### Provided data:
==*==

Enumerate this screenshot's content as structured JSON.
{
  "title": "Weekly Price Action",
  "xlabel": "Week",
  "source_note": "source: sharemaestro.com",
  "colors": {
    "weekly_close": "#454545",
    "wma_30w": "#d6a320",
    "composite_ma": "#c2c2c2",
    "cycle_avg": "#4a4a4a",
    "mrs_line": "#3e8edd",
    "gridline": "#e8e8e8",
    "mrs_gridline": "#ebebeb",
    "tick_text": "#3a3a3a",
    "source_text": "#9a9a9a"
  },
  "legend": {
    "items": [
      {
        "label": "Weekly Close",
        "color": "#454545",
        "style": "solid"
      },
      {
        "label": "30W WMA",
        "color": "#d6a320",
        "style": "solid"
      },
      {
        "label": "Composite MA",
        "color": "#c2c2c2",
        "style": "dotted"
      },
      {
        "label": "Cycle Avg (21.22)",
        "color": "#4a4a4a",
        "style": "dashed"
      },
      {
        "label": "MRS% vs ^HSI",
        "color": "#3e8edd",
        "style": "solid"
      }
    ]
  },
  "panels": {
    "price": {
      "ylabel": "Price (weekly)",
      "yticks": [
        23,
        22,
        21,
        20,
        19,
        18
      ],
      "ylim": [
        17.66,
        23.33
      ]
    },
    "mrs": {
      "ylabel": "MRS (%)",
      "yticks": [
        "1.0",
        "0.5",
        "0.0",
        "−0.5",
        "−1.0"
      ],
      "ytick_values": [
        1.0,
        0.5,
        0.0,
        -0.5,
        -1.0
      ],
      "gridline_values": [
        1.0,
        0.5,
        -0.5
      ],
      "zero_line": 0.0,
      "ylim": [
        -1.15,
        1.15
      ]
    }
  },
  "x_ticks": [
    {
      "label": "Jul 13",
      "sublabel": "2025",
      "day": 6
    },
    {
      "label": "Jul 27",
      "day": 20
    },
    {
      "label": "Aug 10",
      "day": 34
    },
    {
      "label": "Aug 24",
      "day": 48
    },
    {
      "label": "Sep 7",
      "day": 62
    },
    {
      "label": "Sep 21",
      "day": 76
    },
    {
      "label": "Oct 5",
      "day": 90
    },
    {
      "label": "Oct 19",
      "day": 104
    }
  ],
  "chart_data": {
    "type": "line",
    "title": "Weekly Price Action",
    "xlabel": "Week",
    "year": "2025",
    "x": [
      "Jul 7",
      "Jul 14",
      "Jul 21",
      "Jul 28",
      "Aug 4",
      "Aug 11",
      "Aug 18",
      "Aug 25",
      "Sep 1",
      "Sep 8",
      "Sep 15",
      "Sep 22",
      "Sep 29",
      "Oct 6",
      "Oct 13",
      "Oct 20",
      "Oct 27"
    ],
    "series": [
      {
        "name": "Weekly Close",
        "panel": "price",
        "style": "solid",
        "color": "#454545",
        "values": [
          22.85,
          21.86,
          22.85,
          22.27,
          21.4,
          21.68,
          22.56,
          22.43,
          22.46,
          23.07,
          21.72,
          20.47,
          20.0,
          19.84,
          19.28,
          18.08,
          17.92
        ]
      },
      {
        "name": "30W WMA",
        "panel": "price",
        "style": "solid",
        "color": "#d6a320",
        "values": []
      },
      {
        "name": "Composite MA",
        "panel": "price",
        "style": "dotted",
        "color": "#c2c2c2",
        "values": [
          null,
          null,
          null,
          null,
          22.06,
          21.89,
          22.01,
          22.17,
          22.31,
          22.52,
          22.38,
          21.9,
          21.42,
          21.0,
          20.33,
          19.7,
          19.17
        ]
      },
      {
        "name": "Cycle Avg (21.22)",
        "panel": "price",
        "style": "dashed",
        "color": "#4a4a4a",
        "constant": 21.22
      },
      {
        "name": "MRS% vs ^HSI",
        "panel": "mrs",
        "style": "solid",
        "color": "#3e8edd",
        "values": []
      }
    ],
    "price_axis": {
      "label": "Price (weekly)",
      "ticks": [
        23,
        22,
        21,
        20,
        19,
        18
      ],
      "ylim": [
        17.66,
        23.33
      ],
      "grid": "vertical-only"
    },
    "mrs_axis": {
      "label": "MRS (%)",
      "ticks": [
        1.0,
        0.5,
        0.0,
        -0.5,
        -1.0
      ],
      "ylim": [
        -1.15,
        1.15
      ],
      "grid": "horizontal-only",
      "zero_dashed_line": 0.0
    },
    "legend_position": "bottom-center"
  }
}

==*==

### Work to be completed:
Print the material above once more, exactly.

### Task answer:
Enumerate this screenshot's content as structured JSON.
{
  "title": "Weekly Price Action",
  "xlabel": "Week",
  "source_note": "source: sharemaestro.com",
  "colors": {
    "weekly_close": "#454545",
    "wma_30w": "#d6a320",
    "composite_ma": "#c2c2c2",
    "cycle_avg": "#4a4a4a",
    "mrs_line": "#3e8edd",
    "gridline": "#e8e8e8",
    "mrs_gridline": "#ebebeb",
    "tick_text": "#3a3a3a",
    "source_text": "#9a9a9a"
  },
  "legend": {
    "items": [
      {
        "label": "Weekly Close",
        "color": "#454545",
        "style": "solid"
      },
      {
        "label": "30W WMA",
        "color": "#d6a320",
        "style": "solid"
      },
      {
        "label": "Composite MA",
        "color": "#c2c2c2",
        "style": "dotted"
      },
      {
        "label": "Cycle Avg (21.22)",
        "color": "#4a4a4a",
        "style": "dashed"
      },
      {
        "label": "MRS% vs ^HSI",
        "color": "#3e8edd",
        "style": "solid"
      }
    ]
  },
  "panels": {
    "price": {
      "ylabel": "Price (weekly)",
      "yticks": [
        23,
        22,
        21,
        20,
        19,
        18
      ],
      "ylim": [
        17.66,
        23.33
      ]
    },
    "mrs": {
      "ylabel": "MRS (%)",
      "yticks": [
        "1.0",
        "0.5",
        "0.0",
        "−0.5",
        "−1.0"
      ],
      "ytick_values": [
        1.0,
        0.5,
        0.0,
        -0.5,
        -1.0
      ],
      "gridline_values": [
        1.0,
        0.5,
        -0.5
      ],
      "zero_line": 0.0,
      "ylim": [
        -1.15,
        1.15
      ]
    }
  },
  "x_ticks": [
    {
      "label": "Jul 13",
      "sublabel": "2025",
      "day": 6
    },
    {
      "label": "Jul 27",
      "day": 20
    },
    {
      "label": "Aug 10",
      "day": 34
    },
    {
      "label": "Aug 24",
      "day": 48
    },
    {
      "label": "Sep 7",
      "day": 62
    },
    {
      "label": "Sep 21",
      "day": 76
    },
    {
      "label": "Oct 5",
      "day": 90
    },
    {
      "label": "Oct 19",
      "day": 104
    }
  ],
  "chart_data": {
    "type": "line",
    "title": "Weekly Price Action",
    "xlabel": "Week",
    "year": "2025",
    "x": [
      "Jul 7",
      "Jul 14",
      "Jul 21",
      "Jul 28",
      "Aug 4",
      "Aug 11",
      "Aug 18",
      "Aug 25",
      "Sep 1",
      "Sep 8",
      "Sep 15",
      "Sep 22",
      "Sep 29",
      "Oct 6",
      "Oct 13",
      "Oct 20",
      "Oct 27"
    ],
    "series": [
      {
        "name": "Weekly Close",
        "panel": "price",
        "style": "solid",
        "color": "#454545",
        "values": [
          22.85,
          21.86,
          22.85,
          22.27,
          21.4,
          21.68,
          22.56,
          22.43,
          22.46,
          23.07,
          21.72,
          20.47,
          20.0,
          19.84,
          19.28,
          18.08,
          17.92
        ]
      },
      {
        "name": "30W WMA",
        "panel": "price",
        "style": "solid",
        "color": "#d6a320",
        "values": []
      },
      {
        "name": "Composite MA",
        "panel": "price",
        "style": "dotted",
        "color": "#c2c2c2",
        "values": [
          null,
          null,
          null,
          null,
          22.06,
          21.89,
          22.01,
          22.17,
          22.31,
          22.52,
          22.38,
          21.9,
          21.42,
          21.0,
          20.33,
          19.7,
          19.17
        ]
      },
      {
        "name": "Cycle Avg (21.22)",
        "panel": "price",
        "style": "dashed",
        "color": "#4a4a4a",
        "constant": 21.22
      },
      {
        "name": "MRS% vs ^HSI",
        "panel": "mrs",
        "style": "solid",
        "color": "#3e8edd",
        "values": []
      }
    ],
    "price_axis": {
      "label": "Price (weekly)",
      "ticks": [
        23,
        22,
        21,
        20,
        19,
        18
      ],
      "ylim": [
        17.66,
        23.33
      ],
      "grid": "vertical-only"
    },
    "mrs_axis": {
      "label": "MRS (%)",
      "ticks": [
        1.0,
        0.5,
        0.0,
        -0.5,
        -1.0
      ],
      "ylim": [
        -1.15,
        1.15
      ],
      "grid": "horizontal-only",
      "zero_dashed_line": 0.0
    },
    "legend_position": "bottom-center"
  }
}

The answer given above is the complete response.